#### [Problem]
Give the stretch from "y-tick-label: 100 <box>48 36 82 51</box>" through "x-tick-label: Fmeasure <box>410" again, renaming "x-tick-label" to "x-axis-label" and changing nothing else.
--- BEGIN Data lines ---
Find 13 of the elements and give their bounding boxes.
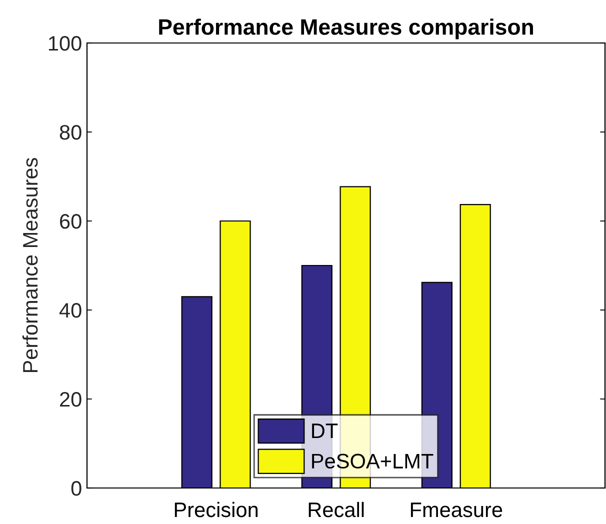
y-tick-label: 100 <box>48 36 82 51</box>
y-tick-label: 0 <box>71 481 82 496</box>
legend-label: DT <box>312 424 338 438</box>
y-tick-label: 20 <box>60 392 82 407</box>
y-axis-title: Performance Measures <box>22 158 38 372</box>
y-tick-label: 80 <box>60 125 82 140</box>
x-tick-label: Recall <box>308 502 364 518</box>
y-tick-label: 40 <box>59 303 82 318</box>
legend-label: PeSOA+LMT <box>312 454 434 469</box>
x-tick-label: Precision <box>174 502 258 518</box>
x-tick-label: Fmeasure <box>410 502 502 518</box>
chart-title: Performance Measures comparison <box>159 18 533 40</box>
y-tick-label: 60 <box>60 214 82 229</box>
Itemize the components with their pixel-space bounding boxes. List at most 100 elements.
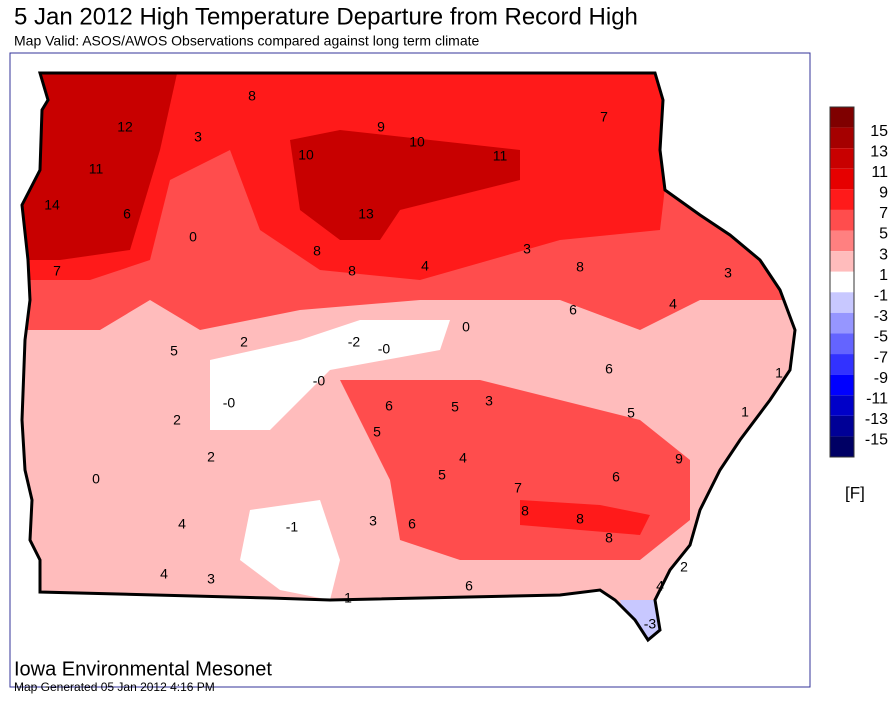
map-value-label: 3 xyxy=(485,393,493,409)
map-value-label: 1 xyxy=(775,365,783,381)
map-value-label: 10 xyxy=(409,134,425,150)
map-value-label: 3 xyxy=(724,265,732,281)
legend-swatch xyxy=(830,312,854,334)
map-value-label: 6 xyxy=(569,302,577,318)
map-value-label: 7 xyxy=(514,480,522,496)
legend-swatch xyxy=(830,189,854,210)
map-value-label: 7 xyxy=(600,109,608,125)
map-value-label: 5 xyxy=(451,399,459,415)
map-value-label: 7 xyxy=(53,263,61,279)
legend-label: -11 xyxy=(866,390,888,407)
legend-swatch xyxy=(830,127,854,149)
legend-swatch xyxy=(830,168,854,190)
map-value-label: 4 xyxy=(669,296,677,312)
map-value-label: -1 xyxy=(286,519,299,535)
footer-generated: Map Generated 05 Jan 2012 4:16 PM xyxy=(14,680,215,694)
map-value-label: -0 xyxy=(313,373,326,389)
map-value-label: 6 xyxy=(123,206,131,222)
map-value-label: 6 xyxy=(408,516,416,532)
map-value-label: 4 xyxy=(421,258,429,274)
map-value-label: 2 xyxy=(240,334,248,350)
map-value-label: 8 xyxy=(313,243,321,259)
map-value-label: 12 xyxy=(117,119,133,135)
map-value-label: 1 xyxy=(741,404,749,420)
legend-swatch xyxy=(830,209,854,231)
legend-label: 1 xyxy=(879,267,888,284)
legend-frame xyxy=(829,106,855,458)
map-value-label: 2 xyxy=(173,412,181,428)
map-value-label: 5 xyxy=(373,424,381,440)
map-value-label: 8 xyxy=(348,263,356,279)
map-value-label: 1 xyxy=(344,590,352,606)
map-value-label: 8 xyxy=(576,511,584,527)
map-value-label: 3 xyxy=(523,241,531,257)
map-value-label: -0 xyxy=(223,395,236,411)
map-value-label: 6 xyxy=(605,361,613,377)
map-value-label: 3 xyxy=(369,513,377,529)
legend-swatch xyxy=(830,148,854,169)
legend-label: 11 xyxy=(871,164,888,181)
map-value-label: 4 xyxy=(459,450,467,466)
map-value-label: 3 xyxy=(194,129,202,145)
map-value-label: 2 xyxy=(207,449,215,465)
map-value-label: 4 xyxy=(656,578,664,594)
map-value-label: 5 xyxy=(627,405,635,421)
map-value-label: 5 xyxy=(170,343,178,359)
map-value-label: 0 xyxy=(189,229,197,245)
legend-unit: [F] xyxy=(845,483,865,502)
map-value-label: 4 xyxy=(160,566,168,582)
map-value-label: 0 xyxy=(92,471,100,487)
legend-label: -3 xyxy=(874,308,888,325)
legend-swatch xyxy=(830,436,854,457)
legend-label: 5 xyxy=(879,226,888,243)
map-value-label: 8 xyxy=(605,530,613,546)
map-value-label: 10 xyxy=(298,147,314,163)
footer-org: Iowa Environmental Mesonet xyxy=(14,658,272,680)
map-value-label: 11 xyxy=(493,148,508,164)
map-value-label: 8 xyxy=(576,259,584,275)
legend-swatch xyxy=(830,354,854,375)
map-value-label: 9 xyxy=(377,119,385,135)
legend-label: -15 xyxy=(865,432,888,449)
legend-label: -5 xyxy=(874,329,888,346)
legend-label: -1 xyxy=(874,288,888,305)
subtitle: Map Valid: ASOS/AWOS Observations compar… xyxy=(14,33,480,49)
legend-swatch xyxy=(830,395,854,416)
map-value-label: -2 xyxy=(348,334,361,350)
legend-label: 13 xyxy=(870,143,888,160)
map-value-label: 6 xyxy=(612,469,620,485)
legend-swatch xyxy=(830,292,854,313)
legend-swatch xyxy=(830,333,854,355)
legend-swatch xyxy=(830,415,854,437)
map-frame xyxy=(9,52,811,688)
map-value-label: -3 xyxy=(644,616,657,632)
legend-swatch xyxy=(830,251,854,272)
map-value-label: 6 xyxy=(465,578,473,594)
map-value-label: 13 xyxy=(358,206,374,222)
legend-swatch xyxy=(830,374,854,396)
map-value-label: 6 xyxy=(385,398,393,414)
title: 5 Jan 2012 High Temperature Departure fr… xyxy=(14,3,638,30)
map-value-label: 4 xyxy=(178,516,186,532)
map-value-label: -0 xyxy=(378,341,391,357)
map-value-label: 8 xyxy=(248,88,256,104)
legend-label: 7 xyxy=(879,205,888,222)
map-fill xyxy=(22,73,795,640)
legend-swatch xyxy=(830,107,854,128)
legend-label: 3 xyxy=(879,246,888,263)
legend-swatch xyxy=(830,271,854,293)
legend-label: 9 xyxy=(879,185,888,202)
map-value-label: 2 xyxy=(680,559,688,575)
map-value-label: 5 xyxy=(438,467,446,483)
map-value-label: 0 xyxy=(462,319,470,335)
map-value-label: 9 xyxy=(675,451,683,467)
legend-label: 15 xyxy=(870,123,888,140)
legend-label: -7 xyxy=(874,349,888,366)
map-value-label: 11 xyxy=(89,161,104,177)
legend-label: -9 xyxy=(874,370,888,387)
legend-label: -13 xyxy=(865,411,888,428)
map-value-label: 14 xyxy=(44,197,60,213)
legend-swatch xyxy=(830,230,854,252)
map-value-label: 3 xyxy=(207,571,215,587)
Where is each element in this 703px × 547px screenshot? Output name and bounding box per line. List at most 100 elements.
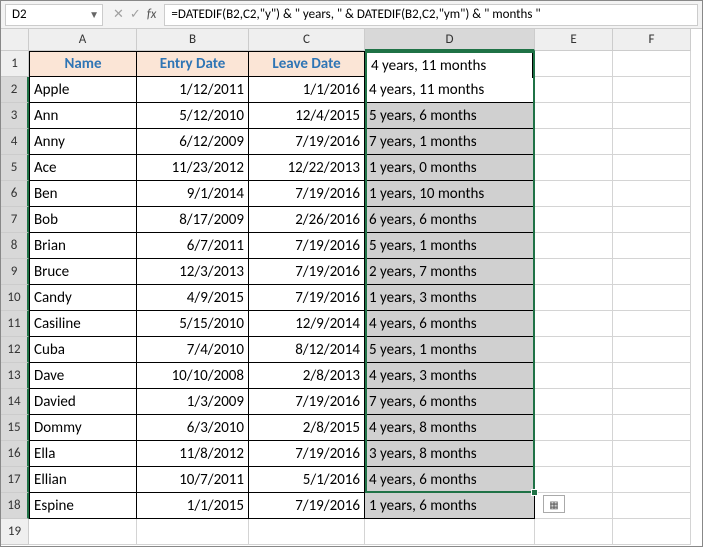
cell-empty[interactable]	[613, 51, 691, 77]
cell-empty[interactable]	[613, 259, 691, 285]
cell-A14[interactable]: Davied	[29, 389, 137, 415]
cell-D8[interactable]: 5 years, 1 months	[365, 233, 535, 259]
row-header-7[interactable]: 7	[1, 207, 29, 233]
row-header-10[interactable]: 10	[1, 285, 29, 311]
cell-empty[interactable]	[613, 103, 691, 129]
cell-A7[interactable]: Bob	[29, 207, 137, 233]
row-header-8[interactable]: 8	[1, 233, 29, 259]
cell-empty[interactable]	[535, 363, 613, 389]
cell-B13[interactable]: 10/10/2008	[137, 363, 249, 389]
cell-C3[interactable]: 12/4/2015	[249, 103, 365, 129]
cell-D15[interactable]: 4 years, 8 months	[365, 415, 535, 441]
cell-C6[interactable]: 7/19/2016	[249, 181, 365, 207]
cell-B2[interactable]: 1/12/2011	[137, 77, 249, 103]
cell-empty[interactable]	[365, 519, 535, 545]
cell-B11[interactable]: 5/15/2010	[137, 311, 249, 337]
cell-C15[interactable]: 2/8/2015	[249, 415, 365, 441]
cell-empty[interactable]	[535, 415, 613, 441]
cell-B10[interactable]: 4/9/2015	[137, 285, 249, 311]
cell-C11[interactable]: 12/9/2014	[249, 311, 365, 337]
cell-B6[interactable]: 9/1/2014	[137, 181, 249, 207]
cell-D6[interactable]: 1 years, 10 months	[365, 181, 535, 207]
cell-empty[interactable]	[613, 493, 691, 519]
cell-D13[interactable]: 4 years, 3 months	[365, 363, 535, 389]
cell-B5[interactable]: 11/23/2012	[137, 155, 249, 181]
header-cell-B[interactable]: Entry Date	[137, 51, 249, 77]
cell-empty[interactable]	[613, 363, 691, 389]
header-cell-C[interactable]: Leave Date	[249, 51, 365, 77]
cell-empty[interactable]	[535, 155, 613, 181]
column-header-D[interactable]: D	[365, 29, 535, 51]
cell-empty[interactable]	[535, 233, 613, 259]
formula-input[interactable]: =DATEDIF(B2,C2,"y") & " years, " & DATED…	[164, 4, 698, 26]
cell-empty[interactable]	[613, 77, 691, 103]
row-header-6[interactable]: 6	[1, 181, 29, 207]
cell-B15[interactable]: 6/3/2010	[137, 415, 249, 441]
column-header-F[interactable]: F	[613, 29, 691, 51]
row-header-5[interactable]: 5	[1, 155, 29, 181]
cell-empty[interactable]	[535, 207, 613, 233]
cell-empty[interactable]	[613, 415, 691, 441]
cell-D16[interactable]: 3 years, 8 months	[365, 441, 535, 467]
cell-B3[interactable]: 5/12/2010	[137, 103, 249, 129]
fill-handle[interactable]	[531, 489, 538, 496]
row-header-14[interactable]: 14	[1, 389, 29, 415]
row-header-17[interactable]: 17	[1, 467, 29, 493]
cell-B16[interactable]: 11/8/2012	[137, 441, 249, 467]
cell-D11[interactable]: 4 years, 6 months	[365, 311, 535, 337]
cell-empty[interactable]	[535, 467, 613, 493]
cell-C7[interactable]: 2/26/2016	[249, 207, 365, 233]
row-header-2[interactable]: 2	[1, 77, 29, 103]
cell-A12[interactable]: Cuba	[29, 337, 137, 363]
cell-empty[interactable]	[535, 337, 613, 363]
cell-A9[interactable]: Bruce	[29, 259, 137, 285]
cell-empty[interactable]	[613, 311, 691, 337]
cell-empty[interactable]	[535, 389, 613, 415]
cell-C9[interactable]: 7/19/2016	[249, 259, 365, 285]
cell-C2[interactable]: 1/1/2016	[249, 77, 365, 103]
cell-A10[interactable]: Candy	[29, 285, 137, 311]
cell-empty[interactable]	[613, 337, 691, 363]
cell-A15[interactable]: Dommy	[29, 415, 137, 441]
cell-B4[interactable]: 6/12/2009	[137, 129, 249, 155]
select-all-corner[interactable]	[1, 29, 29, 51]
cell-C17[interactable]: 5/1/2016	[249, 467, 365, 493]
cancel-icon[interactable]: ✕	[113, 7, 124, 22]
cell-empty[interactable]	[535, 77, 613, 103]
cell-empty[interactable]	[613, 207, 691, 233]
cell-empty[interactable]	[613, 181, 691, 207]
cell-empty[interactable]	[613, 441, 691, 467]
fx-icon[interactable]: fx	[147, 7, 157, 22]
cell-D12[interactable]: 5 years, 1 months	[365, 337, 535, 363]
cell-empty[interactable]	[535, 441, 613, 467]
cell-C4[interactable]: 7/19/2016	[249, 129, 365, 155]
cell-C13[interactable]: 2/8/2013	[249, 363, 365, 389]
row-header-9[interactable]: 9	[1, 259, 29, 285]
cell-B17[interactable]: 10/7/2011	[137, 467, 249, 493]
cell-D14[interactable]: 7 years, 6 months	[365, 389, 535, 415]
cell-D3[interactable]: 5 years, 6 months	[365, 103, 535, 129]
column-header-A[interactable]: A	[29, 29, 137, 51]
cell-empty[interactable]	[535, 51, 613, 77]
row-header-18[interactable]: 18	[1, 493, 29, 519]
cell-C18[interactable]: 7/19/2016	[249, 493, 365, 519]
cell-C12[interactable]: 8/12/2014	[249, 337, 365, 363]
cell-empty[interactable]	[535, 285, 613, 311]
cell-B12[interactable]: 7/4/2010	[137, 337, 249, 363]
cell-empty[interactable]	[613, 233, 691, 259]
cell-A8[interactable]: Brian	[29, 233, 137, 259]
cell-A17[interactable]: Ellian	[29, 467, 137, 493]
header-cell-D[interactable]: Tenure	[365, 51, 535, 77]
cell-empty[interactable]	[613, 519, 691, 545]
cell-D17[interactable]: 4 years, 6 months	[365, 467, 535, 493]
cell-B7[interactable]: 8/17/2009	[137, 207, 249, 233]
cell-D10[interactable]: 1 years, 3 months	[365, 285, 535, 311]
cell-D4[interactable]: 7 years, 1 months	[365, 129, 535, 155]
cell-empty[interactable]	[613, 389, 691, 415]
cell-D7[interactable]: 6 years, 6 months	[365, 207, 535, 233]
cell-A4[interactable]: Anny	[29, 129, 137, 155]
cell-C5[interactable]: 12/22/2013	[249, 155, 365, 181]
cell-A6[interactable]: Ben	[29, 181, 137, 207]
cell-empty[interactable]	[137, 519, 249, 545]
row-header-11[interactable]: 11	[1, 311, 29, 337]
--- END Data lines ---
#### [Solution to this exercise]
y-tick-label: 100 <box>48 36 82 51</box>
y-tick-label: 0 <box>71 481 82 496</box>
legend-label: DT <box>312 424 338 438</box>
y-tick-label: 20 <box>60 392 82 407</box>
y-axis-title: Performance Measures <box>22 158 38 372</box>
y-tick-label: 80 <box>60 125 82 140</box>
x-axis-label: Recall <box>308 502 364 518</box>
y-tick-label: 40 <box>59 303 82 318</box>
legend-label: PeSOA+LMT <box>312 454 434 469</box>
x-axis-label: Precision <box>174 502 258 518</box>
x-axis-label: Fmeasure <box>410 502 502 518</box>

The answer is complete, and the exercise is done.